Stored data entries:
★ ★ ★ ★ ★ ★ ★
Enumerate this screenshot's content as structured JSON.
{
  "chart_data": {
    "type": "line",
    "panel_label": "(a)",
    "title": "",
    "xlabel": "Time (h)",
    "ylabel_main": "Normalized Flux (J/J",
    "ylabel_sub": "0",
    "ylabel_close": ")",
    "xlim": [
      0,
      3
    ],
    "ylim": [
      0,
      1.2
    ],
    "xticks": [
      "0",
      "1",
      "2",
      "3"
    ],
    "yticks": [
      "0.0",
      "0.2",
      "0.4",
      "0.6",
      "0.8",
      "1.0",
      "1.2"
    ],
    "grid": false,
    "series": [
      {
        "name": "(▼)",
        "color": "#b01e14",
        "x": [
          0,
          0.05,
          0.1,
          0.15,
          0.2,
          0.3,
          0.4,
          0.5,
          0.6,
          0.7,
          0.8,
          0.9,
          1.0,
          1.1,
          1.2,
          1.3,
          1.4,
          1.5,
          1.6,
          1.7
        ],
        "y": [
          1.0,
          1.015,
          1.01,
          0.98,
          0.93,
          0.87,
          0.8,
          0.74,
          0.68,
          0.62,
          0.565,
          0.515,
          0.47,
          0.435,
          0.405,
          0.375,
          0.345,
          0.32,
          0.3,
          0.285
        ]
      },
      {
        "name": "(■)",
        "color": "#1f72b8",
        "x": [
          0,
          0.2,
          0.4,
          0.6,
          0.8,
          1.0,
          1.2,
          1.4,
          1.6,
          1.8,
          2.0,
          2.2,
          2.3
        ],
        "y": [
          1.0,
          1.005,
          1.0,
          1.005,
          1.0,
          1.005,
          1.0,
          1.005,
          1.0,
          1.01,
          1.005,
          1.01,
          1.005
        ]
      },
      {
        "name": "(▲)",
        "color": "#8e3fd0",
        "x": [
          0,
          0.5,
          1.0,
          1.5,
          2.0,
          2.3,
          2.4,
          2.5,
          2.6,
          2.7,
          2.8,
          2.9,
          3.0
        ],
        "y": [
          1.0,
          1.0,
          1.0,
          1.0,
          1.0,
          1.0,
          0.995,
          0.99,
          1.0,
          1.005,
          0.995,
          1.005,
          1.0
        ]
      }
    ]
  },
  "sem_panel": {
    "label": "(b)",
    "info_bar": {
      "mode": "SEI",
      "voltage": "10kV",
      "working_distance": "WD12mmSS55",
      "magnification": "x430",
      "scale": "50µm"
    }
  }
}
★ ★ ★ ★ ★ ★ ★
> REQUIREMENT: Each line that holds the string "color" counts once; give the total and nothing else.

> TASK OUTPUT: 3